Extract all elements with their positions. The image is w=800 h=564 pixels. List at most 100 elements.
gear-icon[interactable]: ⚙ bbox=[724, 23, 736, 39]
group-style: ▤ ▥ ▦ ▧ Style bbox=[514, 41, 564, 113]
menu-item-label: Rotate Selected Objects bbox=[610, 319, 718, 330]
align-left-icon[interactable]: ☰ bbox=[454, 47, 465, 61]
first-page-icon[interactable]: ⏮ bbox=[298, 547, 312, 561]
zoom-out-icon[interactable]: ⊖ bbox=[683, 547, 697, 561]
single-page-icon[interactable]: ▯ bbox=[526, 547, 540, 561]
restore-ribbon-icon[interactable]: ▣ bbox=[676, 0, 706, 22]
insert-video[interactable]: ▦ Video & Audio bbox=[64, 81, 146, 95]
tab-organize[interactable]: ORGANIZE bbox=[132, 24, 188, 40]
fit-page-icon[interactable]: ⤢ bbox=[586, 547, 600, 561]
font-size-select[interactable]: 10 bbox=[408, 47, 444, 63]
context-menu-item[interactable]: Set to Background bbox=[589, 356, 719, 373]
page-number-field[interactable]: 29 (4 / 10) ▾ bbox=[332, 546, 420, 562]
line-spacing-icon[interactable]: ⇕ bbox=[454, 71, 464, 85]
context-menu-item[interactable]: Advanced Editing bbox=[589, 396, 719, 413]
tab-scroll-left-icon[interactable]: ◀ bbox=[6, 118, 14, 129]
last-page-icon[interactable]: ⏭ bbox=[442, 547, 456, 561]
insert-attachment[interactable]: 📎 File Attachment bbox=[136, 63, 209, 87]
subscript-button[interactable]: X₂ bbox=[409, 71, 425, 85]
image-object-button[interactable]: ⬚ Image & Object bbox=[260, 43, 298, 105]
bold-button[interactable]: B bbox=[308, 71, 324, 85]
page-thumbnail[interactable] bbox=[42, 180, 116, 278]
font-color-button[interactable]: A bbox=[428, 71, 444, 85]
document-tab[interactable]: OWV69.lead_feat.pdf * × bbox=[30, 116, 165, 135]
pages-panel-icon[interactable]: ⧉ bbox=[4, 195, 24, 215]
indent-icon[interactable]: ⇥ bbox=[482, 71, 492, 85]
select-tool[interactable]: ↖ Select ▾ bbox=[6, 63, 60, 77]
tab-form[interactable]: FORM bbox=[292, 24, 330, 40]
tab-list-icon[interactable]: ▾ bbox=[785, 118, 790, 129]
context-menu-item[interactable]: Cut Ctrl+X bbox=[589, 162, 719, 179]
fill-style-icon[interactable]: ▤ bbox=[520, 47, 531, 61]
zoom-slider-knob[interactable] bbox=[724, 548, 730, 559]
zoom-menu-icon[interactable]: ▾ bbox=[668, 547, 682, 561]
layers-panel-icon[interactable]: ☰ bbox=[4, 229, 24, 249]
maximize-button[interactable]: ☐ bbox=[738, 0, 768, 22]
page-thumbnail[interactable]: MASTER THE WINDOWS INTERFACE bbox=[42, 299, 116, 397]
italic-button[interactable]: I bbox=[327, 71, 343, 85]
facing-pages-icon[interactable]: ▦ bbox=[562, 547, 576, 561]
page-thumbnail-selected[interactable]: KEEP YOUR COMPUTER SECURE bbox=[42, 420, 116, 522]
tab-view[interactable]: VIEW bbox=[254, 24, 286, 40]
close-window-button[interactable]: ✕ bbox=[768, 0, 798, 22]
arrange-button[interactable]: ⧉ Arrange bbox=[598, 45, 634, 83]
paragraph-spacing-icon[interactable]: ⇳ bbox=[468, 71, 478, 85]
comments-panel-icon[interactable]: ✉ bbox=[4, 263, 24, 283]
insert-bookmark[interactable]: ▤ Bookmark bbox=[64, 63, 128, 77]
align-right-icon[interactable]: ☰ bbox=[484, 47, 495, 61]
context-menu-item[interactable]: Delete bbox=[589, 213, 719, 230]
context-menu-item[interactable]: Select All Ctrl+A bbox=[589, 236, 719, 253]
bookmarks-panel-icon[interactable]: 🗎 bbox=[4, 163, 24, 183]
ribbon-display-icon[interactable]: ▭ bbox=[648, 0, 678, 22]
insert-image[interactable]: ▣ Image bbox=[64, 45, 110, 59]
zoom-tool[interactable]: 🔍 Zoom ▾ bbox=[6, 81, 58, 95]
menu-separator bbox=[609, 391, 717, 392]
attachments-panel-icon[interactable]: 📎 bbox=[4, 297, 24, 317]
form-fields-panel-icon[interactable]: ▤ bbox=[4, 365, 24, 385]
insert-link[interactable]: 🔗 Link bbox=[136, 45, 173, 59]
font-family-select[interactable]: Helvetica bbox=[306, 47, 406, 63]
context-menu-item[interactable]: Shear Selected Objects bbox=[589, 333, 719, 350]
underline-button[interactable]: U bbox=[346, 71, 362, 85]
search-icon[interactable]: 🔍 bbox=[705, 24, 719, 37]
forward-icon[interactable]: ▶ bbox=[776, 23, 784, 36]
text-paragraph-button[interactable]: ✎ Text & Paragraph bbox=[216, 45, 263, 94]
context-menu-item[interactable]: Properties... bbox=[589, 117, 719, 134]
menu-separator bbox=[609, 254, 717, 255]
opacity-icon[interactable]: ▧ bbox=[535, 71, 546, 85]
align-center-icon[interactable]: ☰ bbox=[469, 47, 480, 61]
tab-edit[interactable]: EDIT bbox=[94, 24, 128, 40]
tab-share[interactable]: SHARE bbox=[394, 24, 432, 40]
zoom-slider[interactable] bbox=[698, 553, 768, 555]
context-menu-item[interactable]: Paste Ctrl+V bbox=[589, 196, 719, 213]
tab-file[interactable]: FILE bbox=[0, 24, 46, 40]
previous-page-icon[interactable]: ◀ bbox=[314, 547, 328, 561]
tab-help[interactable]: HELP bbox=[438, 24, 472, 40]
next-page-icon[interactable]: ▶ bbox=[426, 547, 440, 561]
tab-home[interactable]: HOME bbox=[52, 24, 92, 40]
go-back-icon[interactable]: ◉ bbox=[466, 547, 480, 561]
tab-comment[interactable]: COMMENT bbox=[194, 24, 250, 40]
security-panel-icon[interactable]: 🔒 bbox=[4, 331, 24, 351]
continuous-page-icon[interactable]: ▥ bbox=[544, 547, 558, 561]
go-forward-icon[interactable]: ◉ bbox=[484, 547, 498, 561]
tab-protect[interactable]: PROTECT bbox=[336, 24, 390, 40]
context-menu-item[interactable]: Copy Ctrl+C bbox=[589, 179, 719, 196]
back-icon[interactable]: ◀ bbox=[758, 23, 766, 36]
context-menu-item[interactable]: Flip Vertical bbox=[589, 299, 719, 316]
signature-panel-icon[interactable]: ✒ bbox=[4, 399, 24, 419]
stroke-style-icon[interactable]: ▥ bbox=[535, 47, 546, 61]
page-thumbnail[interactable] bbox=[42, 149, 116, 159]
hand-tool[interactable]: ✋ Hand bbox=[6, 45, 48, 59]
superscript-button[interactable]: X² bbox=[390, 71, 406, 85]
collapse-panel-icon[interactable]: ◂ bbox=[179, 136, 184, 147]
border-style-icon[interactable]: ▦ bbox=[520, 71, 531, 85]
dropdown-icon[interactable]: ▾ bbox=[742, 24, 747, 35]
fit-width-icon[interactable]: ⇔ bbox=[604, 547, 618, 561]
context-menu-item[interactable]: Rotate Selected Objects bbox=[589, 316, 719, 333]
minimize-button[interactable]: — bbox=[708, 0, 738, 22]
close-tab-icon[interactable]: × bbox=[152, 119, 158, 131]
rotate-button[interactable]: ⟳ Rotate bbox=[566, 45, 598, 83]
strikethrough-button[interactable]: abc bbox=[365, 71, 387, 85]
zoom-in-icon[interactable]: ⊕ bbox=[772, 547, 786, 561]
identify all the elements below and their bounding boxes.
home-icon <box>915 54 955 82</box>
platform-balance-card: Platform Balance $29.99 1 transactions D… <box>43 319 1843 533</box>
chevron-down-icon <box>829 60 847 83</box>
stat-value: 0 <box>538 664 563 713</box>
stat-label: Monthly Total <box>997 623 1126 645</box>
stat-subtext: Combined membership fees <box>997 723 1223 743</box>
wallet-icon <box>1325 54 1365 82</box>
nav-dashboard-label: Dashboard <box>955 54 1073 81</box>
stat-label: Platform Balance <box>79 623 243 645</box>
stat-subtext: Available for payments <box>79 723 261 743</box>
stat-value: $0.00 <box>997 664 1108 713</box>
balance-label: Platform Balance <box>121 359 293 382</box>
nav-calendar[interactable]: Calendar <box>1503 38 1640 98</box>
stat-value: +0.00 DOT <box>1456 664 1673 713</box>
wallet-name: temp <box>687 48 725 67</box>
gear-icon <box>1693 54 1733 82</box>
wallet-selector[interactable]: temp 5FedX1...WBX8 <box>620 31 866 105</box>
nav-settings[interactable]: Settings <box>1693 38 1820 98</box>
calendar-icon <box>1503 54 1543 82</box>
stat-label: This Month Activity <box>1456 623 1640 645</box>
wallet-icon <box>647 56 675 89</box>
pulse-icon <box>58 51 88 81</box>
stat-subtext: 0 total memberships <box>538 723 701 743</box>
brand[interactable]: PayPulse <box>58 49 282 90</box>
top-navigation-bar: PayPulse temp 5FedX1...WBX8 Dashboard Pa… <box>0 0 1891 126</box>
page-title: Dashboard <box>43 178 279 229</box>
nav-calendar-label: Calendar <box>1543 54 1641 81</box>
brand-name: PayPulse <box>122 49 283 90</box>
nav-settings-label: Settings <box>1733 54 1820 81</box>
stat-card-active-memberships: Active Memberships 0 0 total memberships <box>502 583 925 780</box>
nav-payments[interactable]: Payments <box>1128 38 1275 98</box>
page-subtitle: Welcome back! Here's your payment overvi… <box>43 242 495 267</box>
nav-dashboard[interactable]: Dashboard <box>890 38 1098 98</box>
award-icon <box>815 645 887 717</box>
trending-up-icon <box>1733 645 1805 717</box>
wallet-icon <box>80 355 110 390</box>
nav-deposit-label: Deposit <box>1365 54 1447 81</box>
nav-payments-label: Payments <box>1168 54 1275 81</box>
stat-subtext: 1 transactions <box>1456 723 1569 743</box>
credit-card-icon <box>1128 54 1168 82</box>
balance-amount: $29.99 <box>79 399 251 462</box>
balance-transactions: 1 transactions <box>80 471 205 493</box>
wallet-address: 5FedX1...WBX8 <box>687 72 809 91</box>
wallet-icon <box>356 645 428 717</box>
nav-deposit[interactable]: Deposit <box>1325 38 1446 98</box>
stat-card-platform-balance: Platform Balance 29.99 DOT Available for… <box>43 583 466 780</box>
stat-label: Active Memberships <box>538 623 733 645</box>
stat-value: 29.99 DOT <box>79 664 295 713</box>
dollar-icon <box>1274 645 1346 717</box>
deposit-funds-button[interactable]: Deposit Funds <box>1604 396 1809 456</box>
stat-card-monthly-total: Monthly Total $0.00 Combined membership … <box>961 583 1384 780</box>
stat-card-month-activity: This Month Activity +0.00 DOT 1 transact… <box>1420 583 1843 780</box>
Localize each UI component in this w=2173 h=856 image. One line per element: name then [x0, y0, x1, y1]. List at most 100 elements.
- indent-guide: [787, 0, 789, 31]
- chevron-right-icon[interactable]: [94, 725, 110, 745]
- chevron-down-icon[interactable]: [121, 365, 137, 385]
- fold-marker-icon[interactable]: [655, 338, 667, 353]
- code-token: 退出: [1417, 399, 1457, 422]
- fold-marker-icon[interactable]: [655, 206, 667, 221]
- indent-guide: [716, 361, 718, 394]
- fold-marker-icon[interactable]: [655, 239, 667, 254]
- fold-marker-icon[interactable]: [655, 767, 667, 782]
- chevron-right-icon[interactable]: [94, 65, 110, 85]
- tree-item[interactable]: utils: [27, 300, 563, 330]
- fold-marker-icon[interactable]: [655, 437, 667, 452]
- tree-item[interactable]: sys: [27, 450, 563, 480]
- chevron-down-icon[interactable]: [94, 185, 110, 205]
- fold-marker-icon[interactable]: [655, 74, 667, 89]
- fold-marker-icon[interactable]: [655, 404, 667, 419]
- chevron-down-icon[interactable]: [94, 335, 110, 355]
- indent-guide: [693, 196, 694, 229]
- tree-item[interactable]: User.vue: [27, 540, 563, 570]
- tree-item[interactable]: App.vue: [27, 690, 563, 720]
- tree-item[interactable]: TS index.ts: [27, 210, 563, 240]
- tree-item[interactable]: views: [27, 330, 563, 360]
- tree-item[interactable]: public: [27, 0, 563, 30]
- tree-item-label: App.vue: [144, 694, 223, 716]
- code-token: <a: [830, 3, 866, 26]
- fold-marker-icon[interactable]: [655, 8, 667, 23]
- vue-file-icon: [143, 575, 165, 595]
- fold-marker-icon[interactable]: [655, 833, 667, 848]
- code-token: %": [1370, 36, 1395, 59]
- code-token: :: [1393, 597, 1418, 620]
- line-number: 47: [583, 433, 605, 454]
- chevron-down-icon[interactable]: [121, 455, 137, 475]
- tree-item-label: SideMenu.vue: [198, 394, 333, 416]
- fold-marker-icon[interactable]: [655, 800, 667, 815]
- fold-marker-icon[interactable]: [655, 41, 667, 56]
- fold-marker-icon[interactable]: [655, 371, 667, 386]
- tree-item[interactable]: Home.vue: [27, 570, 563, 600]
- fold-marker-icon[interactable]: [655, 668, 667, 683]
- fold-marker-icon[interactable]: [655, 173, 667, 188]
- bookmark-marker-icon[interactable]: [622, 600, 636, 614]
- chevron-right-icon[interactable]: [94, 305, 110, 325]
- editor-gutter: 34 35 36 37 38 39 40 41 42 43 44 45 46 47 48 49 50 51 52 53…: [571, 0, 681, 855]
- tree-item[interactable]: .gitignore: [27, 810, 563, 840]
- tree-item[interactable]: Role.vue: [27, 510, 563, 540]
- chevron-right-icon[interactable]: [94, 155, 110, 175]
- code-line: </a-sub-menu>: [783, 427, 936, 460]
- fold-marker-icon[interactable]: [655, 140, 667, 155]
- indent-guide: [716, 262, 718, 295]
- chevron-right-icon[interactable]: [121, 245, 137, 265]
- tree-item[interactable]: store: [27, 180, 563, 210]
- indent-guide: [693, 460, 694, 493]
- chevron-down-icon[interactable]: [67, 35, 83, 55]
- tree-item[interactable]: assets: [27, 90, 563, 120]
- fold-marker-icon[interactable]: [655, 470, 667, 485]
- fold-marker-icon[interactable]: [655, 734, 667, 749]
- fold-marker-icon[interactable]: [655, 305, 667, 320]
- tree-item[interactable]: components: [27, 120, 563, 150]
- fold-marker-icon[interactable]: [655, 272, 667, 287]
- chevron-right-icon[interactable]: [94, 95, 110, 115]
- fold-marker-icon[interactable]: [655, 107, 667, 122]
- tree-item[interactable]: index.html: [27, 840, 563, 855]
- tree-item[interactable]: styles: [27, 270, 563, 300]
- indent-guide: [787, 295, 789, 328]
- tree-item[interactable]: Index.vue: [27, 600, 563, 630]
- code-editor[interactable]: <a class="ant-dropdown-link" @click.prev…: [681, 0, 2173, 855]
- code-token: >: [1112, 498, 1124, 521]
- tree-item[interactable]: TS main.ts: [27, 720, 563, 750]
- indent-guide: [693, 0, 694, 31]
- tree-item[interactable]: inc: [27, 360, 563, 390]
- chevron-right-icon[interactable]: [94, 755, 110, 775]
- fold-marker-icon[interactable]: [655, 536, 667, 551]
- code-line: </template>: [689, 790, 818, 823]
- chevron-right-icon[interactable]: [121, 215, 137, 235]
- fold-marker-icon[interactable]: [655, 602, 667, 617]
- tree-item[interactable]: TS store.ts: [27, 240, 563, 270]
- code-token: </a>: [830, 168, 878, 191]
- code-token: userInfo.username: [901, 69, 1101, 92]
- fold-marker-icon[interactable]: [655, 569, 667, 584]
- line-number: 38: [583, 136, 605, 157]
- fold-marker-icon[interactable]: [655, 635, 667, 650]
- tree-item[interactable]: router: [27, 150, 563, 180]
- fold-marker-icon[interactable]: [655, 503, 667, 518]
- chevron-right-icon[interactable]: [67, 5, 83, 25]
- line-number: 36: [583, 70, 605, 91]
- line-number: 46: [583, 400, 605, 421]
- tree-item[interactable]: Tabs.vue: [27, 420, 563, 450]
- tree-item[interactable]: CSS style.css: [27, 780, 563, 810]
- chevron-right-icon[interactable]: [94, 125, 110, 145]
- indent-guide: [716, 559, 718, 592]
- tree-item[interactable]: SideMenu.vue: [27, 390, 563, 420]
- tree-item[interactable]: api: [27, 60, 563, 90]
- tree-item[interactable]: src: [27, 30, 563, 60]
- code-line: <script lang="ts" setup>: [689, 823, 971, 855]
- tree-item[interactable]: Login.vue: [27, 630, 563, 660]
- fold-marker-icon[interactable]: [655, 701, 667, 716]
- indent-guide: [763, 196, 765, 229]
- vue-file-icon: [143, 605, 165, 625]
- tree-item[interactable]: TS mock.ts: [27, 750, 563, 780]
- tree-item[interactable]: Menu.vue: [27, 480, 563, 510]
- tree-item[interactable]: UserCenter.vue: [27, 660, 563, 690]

• • •

Can you write out the material word for word, from its first line through the line containing "page-thumbnail[interactable] bbox=[42, 180, 116, 278]", both included?

- **RESPONSE FOR THIS EXERCISE**
Extract all elements with their positions. The image is w=800 h=564 pixels. List at most 100 elements.
gear-icon[interactable]: ⚙ bbox=[724, 23, 736, 39]
group-style: ▤ ▥ ▦ ▧ Style bbox=[514, 41, 564, 113]
menu-item-label: Rotate Selected Objects bbox=[610, 319, 718, 330]
align-left-icon[interactable]: ☰ bbox=[454, 47, 465, 61]
first-page-icon[interactable]: ⏮ bbox=[298, 547, 312, 561]
zoom-out-icon[interactable]: ⊖ bbox=[683, 547, 697, 561]
single-page-icon[interactable]: ▯ bbox=[526, 547, 540, 561]
restore-ribbon-icon[interactable]: ▣ bbox=[676, 0, 706, 22]
insert-video[interactable]: ▦ Video & Audio bbox=[64, 81, 146, 95]
tab-organize[interactable]: ORGANIZE bbox=[132, 24, 188, 40]
fit-page-icon[interactable]: ⤢ bbox=[586, 547, 600, 561]
font-size-select[interactable]: 10 bbox=[408, 47, 444, 63]
context-menu-item[interactable]: Set to Background bbox=[589, 356, 719, 373]
page-number-field[interactable]: 29 (4 / 10) ▾ bbox=[332, 546, 420, 562]
line-spacing-icon[interactable]: ⇕ bbox=[454, 71, 464, 85]
context-menu-item[interactable]: Advanced Editing bbox=[589, 396, 719, 413]
tab-scroll-left-icon[interactable]: ◀ bbox=[6, 118, 14, 129]
last-page-icon[interactable]: ⏭ bbox=[442, 547, 456, 561]
insert-attachment[interactable]: 📎 File Attachment bbox=[136, 63, 209, 87]
subscript-button[interactable]: X₂ bbox=[409, 71, 425, 85]
image-object-button[interactable]: ⬚ Image & Object bbox=[260, 43, 298, 105]
bold-button[interactable]: B bbox=[308, 71, 324, 85]
page-thumbnail[interactable] bbox=[42, 180, 116, 278]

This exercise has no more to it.